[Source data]
# # #

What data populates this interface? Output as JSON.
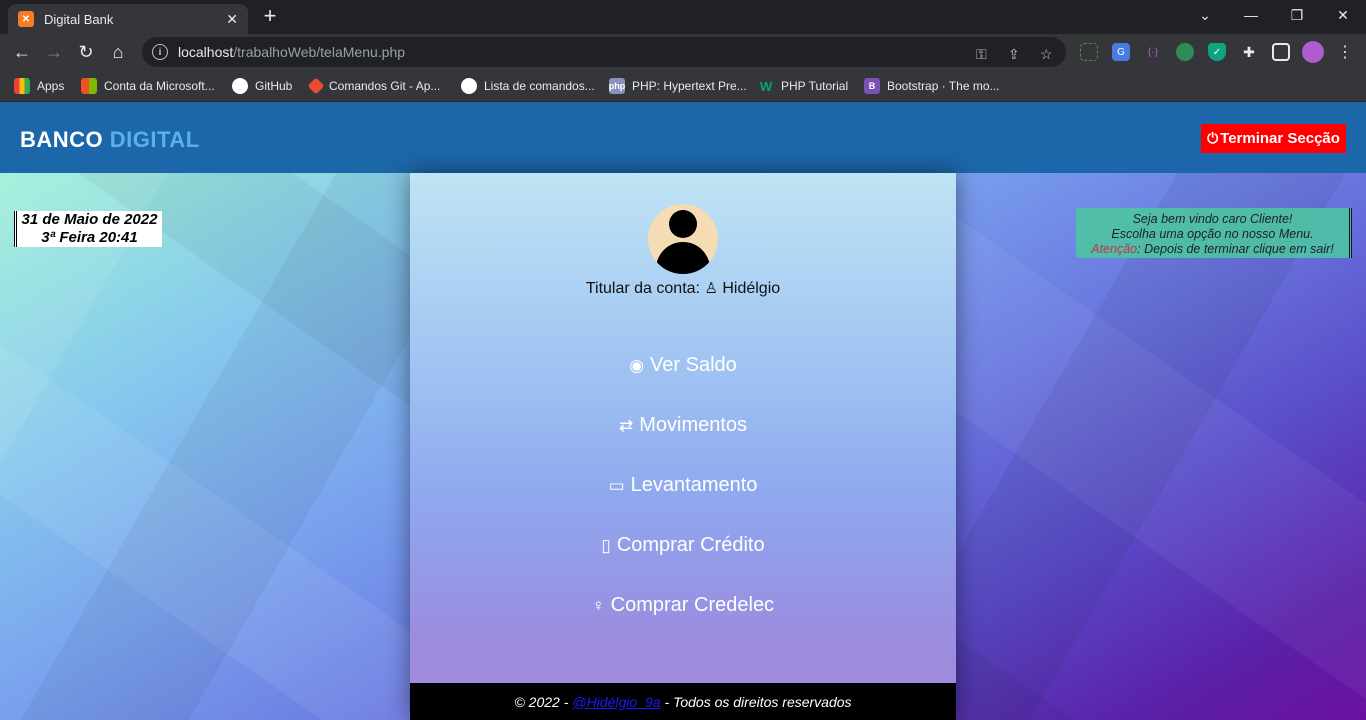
{
  "browser": {
    "tab_title": "Digital Bank",
    "tab_close": "✕",
    "new_tab": "+",
    "url_host": "localhost",
    "url_path": "/trabalhoWeb/telaMenu.php",
    "bookmarks": [
      {
        "label": "Apps",
        "icon": "apps-grid-icon",
        "color": "#ea4335"
      },
      {
        "label": "Conta da Microsoft...",
        "icon": "microsoft-icon",
        "color": "#f25022"
      },
      {
        "label": "GitHub",
        "icon": "github-icon",
        "color": "#ffffff"
      },
      {
        "label": "Comandos Git - Ap...",
        "icon": "git-icon",
        "color": "#e84d31"
      },
      {
        "label": "Lista de comandos...",
        "icon": "globe-icon",
        "color": "#ffffff"
      },
      {
        "label": "PHP: Hypertext Pre...",
        "icon": "php-icon",
        "color": "#8892bf"
      },
      {
        "label": "PHP Tutorial",
        "icon": "w3schools-icon",
        "color": "#04aa6d"
      },
      {
        "label": "Bootstrap · The mo...",
        "icon": "bootstrap-icon",
        "color": "#7952b3"
      }
    ]
  },
  "header": {
    "brand_main": "BANCO ",
    "brand_accent": "DIGITAL",
    "logout_label": "Terminar Secção",
    "brand_color": "#1c66aa",
    "accent_color": "#5ab0ee",
    "logout_color": "#ff0000"
  },
  "date": {
    "line1": "31 de Maio de 2022",
    "line2": "3ª Feira 20:41"
  },
  "welcome": {
    "line1": "Seja bem vindo caro Cliente!",
    "line2": "Escolha uma opção no nosso Menu.",
    "warn": "Atenção",
    "line3": ": Depois de terminar clique em sair!"
  },
  "account": {
    "holder_label": "Titular da conta:",
    "holder_name": "Hidélgio"
  },
  "menu": [
    {
      "label": "Ver Saldo",
      "icon": "eye-icon"
    },
    {
      "label": "Movimentos",
      "icon": "transfer-arrows-icon"
    },
    {
      "label": "Levantamento",
      "icon": "credit-card-icon"
    },
    {
      "label": "Comprar Crédito",
      "icon": "phone-icon"
    },
    {
      "label": "Comprar Credelec",
      "icon": "lightbulb-icon"
    }
  ],
  "footer": {
    "prefix": "© 2022 -",
    "handle": "@Hidélgio_9a",
    "suffix": "- Todos os direitos reservados"
  }
}
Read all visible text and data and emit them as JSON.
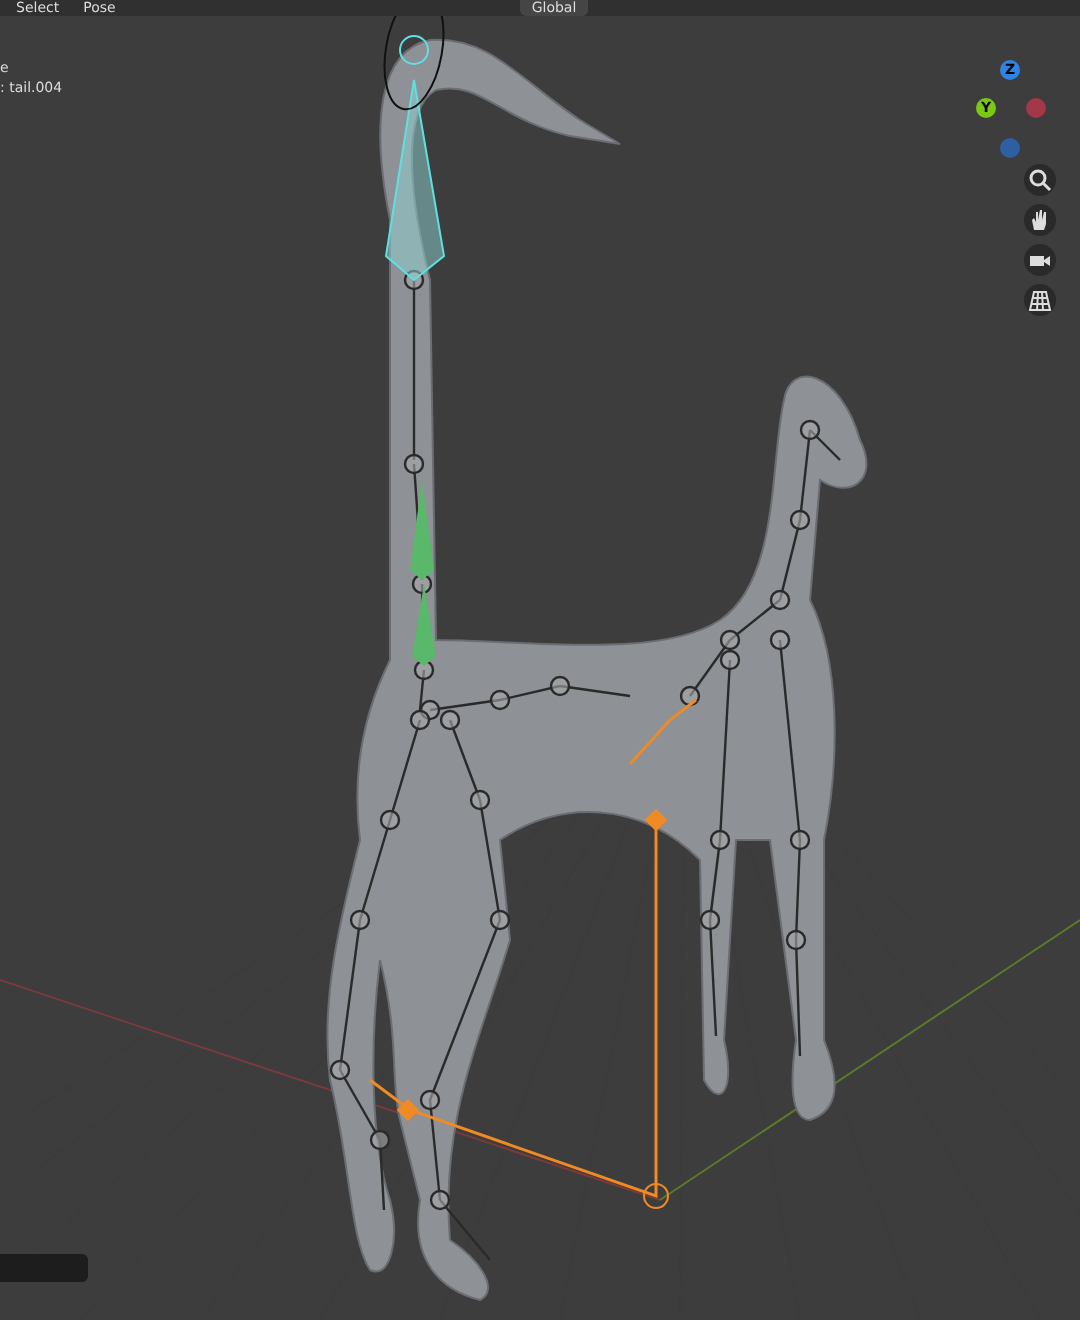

# # #

To do: Transcribe every entry above exactly. Omit all pictures.

Exercise output:
What data populates this interface? Output as JSON.
{
  "browser": {
    "tab_title": "Digital Bank",
    "tab_close": "✕",
    "new_tab": "+",
    "url_host": "localhost",
    "url_path": "/trabalhoWeb/telaMenu.php",
    "bookmarks": [
      {
        "label": "Apps",
        "icon": "apps-grid-icon",
        "color": "#ea4335"
      },
      {
        "label": "Conta da Microsoft...",
        "icon": "microsoft-icon",
        "color": "#f25022"
      },
      {
        "label": "GitHub",
        "icon": "github-icon",
        "color": "#ffffff"
      },
      {
        "label": "Comandos Git - Ap...",
        "icon": "git-icon",
        "color": "#e84d31"
      },
      {
        "label": "Lista de comandos...",
        "icon": "globe-icon",
        "color": "#ffffff"
      },
      {
        "label": "PHP: Hypertext Pre...",
        "icon": "php-icon",
        "color": "#8892bf"
      },
      {
        "label": "PHP Tutorial",
        "icon": "w3schools-icon",
        "color": "#04aa6d"
      },
      {
        "label": "Bootstrap · The mo...",
        "icon": "bootstrap-icon",
        "color": "#7952b3"
      }
    ]
  },
  "header": {
    "brand_main": "BANCO ",
    "brand_accent": "DIGITAL",
    "logout_label": "Terminar Secção",
    "brand_color": "#1c66aa",
    "accent_color": "#5ab0ee",
    "logout_color": "#ff0000"
  },
  "date": {
    "line1": "31 de Maio de 2022",
    "line2": "3ª Feira 20:41"
  },
  "welcome": {
    "line1": "Seja bem vindo caro Cliente!",
    "line2": "Escolha uma opção no nosso Menu.",
    "warn": "Atenção",
    "line3": ": Depois de terminar clique em sair!"
  },
  "account": {
    "holder_label": "Titular da conta:",
    "holder_name": "Hidélgio"
  },
  "menu": [
    {
      "label": "Ver Saldo",
      "icon": "eye-icon"
    },
    {
      "label": "Movimentos",
      "icon": "transfer-arrows-icon"
    },
    {
      "label": "Levantamento",
      "icon": "credit-card-icon"
    },
    {
      "label": "Comprar Crédito",
      "icon": "phone-icon"
    },
    {
      "label": "Comprar Credelec",
      "icon": "lightbulb-icon"
    }
  ],
  "footer": {
    "prefix": "© 2022 -",
    "handle": "@Hidélgio_9a",
    "suffix": "- Todos os direitos reservados"
  }
}
Read all visible text and data and emit them as JSON.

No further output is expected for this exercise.